WRITTEN REQUEST: Find each line that has the string "which" and give the total, with nothing else.

>>>

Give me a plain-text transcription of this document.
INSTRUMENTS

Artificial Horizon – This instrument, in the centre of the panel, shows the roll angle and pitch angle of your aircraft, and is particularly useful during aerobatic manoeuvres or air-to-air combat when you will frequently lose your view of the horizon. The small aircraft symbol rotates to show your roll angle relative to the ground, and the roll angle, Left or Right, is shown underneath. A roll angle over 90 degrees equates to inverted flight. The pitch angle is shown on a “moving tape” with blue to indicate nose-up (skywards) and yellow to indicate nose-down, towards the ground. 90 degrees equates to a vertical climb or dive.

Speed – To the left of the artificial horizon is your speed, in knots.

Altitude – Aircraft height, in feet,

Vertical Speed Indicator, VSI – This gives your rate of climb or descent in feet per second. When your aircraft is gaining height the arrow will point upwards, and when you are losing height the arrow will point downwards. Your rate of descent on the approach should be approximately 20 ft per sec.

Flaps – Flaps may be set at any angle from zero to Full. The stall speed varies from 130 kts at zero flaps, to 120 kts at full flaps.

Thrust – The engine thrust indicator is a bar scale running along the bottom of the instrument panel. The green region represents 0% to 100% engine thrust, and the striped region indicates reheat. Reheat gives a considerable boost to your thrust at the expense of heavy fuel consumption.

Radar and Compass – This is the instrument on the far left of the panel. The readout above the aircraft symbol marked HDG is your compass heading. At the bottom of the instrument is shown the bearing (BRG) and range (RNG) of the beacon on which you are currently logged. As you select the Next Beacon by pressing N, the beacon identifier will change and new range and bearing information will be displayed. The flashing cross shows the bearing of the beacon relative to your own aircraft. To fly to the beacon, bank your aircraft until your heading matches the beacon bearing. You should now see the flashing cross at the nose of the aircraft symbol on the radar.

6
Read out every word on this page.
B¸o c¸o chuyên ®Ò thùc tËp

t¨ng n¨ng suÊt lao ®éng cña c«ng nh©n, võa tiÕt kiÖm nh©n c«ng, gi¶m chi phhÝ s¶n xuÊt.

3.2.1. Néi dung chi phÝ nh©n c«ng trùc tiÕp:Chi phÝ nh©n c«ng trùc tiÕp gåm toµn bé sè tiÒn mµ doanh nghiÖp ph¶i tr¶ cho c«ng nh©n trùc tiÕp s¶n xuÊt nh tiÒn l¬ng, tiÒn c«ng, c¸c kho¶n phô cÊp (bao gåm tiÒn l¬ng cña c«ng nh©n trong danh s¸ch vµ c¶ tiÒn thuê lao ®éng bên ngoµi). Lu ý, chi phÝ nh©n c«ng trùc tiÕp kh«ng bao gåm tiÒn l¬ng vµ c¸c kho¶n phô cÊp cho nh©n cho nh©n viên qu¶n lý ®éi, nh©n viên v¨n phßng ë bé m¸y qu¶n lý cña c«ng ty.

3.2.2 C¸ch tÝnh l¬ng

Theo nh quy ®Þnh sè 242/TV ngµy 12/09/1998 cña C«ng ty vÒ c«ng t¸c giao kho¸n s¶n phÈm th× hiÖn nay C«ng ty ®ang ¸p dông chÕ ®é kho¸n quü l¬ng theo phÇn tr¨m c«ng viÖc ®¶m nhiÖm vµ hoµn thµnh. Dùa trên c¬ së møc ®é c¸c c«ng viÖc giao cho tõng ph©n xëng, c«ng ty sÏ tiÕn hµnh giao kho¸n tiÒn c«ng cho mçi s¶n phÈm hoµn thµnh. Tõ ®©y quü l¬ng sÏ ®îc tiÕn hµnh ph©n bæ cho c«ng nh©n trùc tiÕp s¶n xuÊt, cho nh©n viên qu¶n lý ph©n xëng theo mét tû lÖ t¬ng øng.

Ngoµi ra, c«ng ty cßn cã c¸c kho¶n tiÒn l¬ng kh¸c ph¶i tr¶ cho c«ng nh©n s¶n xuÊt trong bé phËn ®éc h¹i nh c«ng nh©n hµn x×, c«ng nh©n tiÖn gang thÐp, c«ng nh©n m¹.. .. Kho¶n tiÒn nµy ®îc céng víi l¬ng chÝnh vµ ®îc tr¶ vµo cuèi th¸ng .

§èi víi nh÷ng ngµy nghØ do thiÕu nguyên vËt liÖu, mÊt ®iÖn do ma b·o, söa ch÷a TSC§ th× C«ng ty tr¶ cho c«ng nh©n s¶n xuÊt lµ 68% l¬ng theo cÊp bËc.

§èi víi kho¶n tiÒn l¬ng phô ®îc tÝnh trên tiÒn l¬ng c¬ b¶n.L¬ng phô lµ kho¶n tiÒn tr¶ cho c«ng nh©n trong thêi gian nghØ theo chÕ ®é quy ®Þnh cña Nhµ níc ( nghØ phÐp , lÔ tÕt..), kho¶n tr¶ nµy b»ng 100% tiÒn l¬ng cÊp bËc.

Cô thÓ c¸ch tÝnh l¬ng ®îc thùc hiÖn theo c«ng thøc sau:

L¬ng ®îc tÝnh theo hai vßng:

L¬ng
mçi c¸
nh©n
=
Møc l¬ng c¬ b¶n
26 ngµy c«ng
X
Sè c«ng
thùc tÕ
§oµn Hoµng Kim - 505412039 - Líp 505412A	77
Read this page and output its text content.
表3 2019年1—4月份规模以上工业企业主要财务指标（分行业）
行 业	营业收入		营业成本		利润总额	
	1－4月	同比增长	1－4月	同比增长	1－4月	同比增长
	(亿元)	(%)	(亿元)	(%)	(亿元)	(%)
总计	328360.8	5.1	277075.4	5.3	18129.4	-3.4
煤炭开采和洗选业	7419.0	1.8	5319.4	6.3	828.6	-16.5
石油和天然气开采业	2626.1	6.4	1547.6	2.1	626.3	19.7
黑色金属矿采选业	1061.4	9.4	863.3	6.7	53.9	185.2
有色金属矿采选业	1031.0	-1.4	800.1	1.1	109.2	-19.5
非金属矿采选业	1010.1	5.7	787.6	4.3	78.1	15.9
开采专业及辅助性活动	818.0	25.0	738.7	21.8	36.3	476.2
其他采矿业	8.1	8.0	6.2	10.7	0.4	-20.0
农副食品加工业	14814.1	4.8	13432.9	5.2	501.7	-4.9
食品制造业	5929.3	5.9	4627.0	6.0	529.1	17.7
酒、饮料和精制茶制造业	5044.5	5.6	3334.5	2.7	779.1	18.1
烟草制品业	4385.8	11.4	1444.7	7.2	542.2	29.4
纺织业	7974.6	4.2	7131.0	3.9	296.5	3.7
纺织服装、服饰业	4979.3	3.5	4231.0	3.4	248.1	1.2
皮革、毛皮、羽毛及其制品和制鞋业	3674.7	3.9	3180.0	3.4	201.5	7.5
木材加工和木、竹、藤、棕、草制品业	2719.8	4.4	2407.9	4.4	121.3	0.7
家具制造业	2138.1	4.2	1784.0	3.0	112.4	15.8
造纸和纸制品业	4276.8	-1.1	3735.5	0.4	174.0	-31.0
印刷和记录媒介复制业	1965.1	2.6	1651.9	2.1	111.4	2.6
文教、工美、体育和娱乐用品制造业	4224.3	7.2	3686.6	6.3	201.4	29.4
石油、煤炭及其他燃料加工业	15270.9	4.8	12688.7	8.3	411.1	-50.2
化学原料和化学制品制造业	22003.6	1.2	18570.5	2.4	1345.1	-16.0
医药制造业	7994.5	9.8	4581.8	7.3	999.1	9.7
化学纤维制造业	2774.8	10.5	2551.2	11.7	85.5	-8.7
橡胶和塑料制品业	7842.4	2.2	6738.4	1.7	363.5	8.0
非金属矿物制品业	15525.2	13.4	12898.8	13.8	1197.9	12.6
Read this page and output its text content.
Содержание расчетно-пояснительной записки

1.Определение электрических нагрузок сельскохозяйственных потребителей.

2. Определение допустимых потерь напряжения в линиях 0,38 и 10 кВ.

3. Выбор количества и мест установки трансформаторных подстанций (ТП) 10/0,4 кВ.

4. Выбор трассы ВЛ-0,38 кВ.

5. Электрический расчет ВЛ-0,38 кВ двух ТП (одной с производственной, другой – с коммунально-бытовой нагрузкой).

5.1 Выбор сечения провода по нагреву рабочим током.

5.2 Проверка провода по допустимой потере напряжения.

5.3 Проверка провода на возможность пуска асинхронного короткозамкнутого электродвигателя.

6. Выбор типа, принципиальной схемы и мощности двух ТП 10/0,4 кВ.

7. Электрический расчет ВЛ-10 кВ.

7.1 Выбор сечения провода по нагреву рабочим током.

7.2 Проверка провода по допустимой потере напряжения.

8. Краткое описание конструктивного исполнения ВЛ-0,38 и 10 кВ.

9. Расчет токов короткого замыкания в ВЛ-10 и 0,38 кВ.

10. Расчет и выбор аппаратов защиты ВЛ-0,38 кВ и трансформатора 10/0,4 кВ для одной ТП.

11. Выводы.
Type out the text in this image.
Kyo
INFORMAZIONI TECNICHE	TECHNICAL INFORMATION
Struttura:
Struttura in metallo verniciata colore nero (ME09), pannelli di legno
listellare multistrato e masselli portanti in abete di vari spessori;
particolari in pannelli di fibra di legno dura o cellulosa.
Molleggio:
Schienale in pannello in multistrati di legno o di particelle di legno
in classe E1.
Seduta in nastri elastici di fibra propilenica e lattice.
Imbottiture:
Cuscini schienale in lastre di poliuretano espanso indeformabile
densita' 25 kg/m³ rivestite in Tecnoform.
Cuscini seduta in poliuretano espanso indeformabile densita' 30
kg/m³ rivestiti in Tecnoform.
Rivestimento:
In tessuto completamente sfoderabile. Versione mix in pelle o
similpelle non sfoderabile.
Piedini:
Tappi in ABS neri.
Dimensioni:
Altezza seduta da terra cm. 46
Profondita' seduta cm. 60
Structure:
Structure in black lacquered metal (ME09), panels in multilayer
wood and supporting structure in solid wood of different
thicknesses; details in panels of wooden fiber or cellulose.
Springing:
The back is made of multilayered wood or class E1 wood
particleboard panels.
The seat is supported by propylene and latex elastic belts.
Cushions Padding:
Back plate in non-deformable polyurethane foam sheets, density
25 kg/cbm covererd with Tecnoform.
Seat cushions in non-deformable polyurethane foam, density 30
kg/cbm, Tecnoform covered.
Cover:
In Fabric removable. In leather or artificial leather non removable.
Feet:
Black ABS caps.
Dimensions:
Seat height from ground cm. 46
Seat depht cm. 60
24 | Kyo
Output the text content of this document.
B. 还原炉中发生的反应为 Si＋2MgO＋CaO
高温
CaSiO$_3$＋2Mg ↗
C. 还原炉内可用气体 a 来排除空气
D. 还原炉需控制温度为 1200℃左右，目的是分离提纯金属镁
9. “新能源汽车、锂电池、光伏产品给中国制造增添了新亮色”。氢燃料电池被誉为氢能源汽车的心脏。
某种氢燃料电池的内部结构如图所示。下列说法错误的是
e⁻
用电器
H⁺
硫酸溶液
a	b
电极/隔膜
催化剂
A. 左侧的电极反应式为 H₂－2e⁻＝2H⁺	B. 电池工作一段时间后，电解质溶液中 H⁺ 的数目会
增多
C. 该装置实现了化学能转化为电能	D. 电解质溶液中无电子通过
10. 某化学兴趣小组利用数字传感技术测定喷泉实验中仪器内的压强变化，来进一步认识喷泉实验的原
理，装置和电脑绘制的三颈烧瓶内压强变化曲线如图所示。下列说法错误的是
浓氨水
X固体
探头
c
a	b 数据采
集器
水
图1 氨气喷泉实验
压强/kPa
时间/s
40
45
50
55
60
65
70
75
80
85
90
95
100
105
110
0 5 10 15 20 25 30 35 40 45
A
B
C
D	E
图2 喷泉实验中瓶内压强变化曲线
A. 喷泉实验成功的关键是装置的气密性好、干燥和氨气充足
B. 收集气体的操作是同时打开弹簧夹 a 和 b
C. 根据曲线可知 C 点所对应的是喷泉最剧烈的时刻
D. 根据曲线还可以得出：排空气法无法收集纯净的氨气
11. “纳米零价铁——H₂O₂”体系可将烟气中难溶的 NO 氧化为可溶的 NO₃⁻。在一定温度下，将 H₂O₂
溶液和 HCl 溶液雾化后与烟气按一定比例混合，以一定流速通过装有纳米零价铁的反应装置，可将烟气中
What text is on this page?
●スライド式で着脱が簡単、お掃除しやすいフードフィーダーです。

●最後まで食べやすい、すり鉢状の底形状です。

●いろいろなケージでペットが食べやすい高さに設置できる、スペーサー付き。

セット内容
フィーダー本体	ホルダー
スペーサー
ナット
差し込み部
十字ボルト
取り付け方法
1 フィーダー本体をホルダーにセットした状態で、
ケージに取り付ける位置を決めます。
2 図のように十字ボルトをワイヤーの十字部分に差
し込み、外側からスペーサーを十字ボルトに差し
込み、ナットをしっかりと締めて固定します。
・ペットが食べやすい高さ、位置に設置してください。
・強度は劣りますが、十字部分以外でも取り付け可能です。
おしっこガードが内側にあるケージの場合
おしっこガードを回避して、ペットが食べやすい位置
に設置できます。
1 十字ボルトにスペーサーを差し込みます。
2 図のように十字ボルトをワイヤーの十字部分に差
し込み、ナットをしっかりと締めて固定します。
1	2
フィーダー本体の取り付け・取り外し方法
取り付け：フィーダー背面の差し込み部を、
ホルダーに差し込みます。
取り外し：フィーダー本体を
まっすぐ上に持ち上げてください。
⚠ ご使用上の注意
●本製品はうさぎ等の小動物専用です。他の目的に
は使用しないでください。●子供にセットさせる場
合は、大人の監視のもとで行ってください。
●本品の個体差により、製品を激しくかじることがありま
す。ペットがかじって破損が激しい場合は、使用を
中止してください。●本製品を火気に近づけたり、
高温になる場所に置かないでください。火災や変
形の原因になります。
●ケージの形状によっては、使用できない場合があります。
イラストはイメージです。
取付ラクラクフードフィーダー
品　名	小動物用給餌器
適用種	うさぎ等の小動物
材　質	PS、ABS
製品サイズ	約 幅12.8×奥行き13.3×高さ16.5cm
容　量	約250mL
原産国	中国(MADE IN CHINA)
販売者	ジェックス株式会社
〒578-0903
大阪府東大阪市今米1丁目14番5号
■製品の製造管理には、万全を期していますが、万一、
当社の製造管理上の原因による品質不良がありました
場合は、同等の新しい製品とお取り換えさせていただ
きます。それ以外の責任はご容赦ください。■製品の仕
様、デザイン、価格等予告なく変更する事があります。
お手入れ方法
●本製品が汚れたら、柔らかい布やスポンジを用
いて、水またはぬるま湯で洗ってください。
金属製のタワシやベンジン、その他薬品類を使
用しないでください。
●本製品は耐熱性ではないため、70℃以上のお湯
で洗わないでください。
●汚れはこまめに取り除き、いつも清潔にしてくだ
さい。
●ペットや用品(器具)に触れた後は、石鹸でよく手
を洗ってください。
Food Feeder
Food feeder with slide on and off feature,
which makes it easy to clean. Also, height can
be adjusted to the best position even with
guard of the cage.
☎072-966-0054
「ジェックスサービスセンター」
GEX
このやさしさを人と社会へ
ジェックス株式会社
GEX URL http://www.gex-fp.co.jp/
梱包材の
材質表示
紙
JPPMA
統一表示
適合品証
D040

<<<

SOLUTION BELOW: 2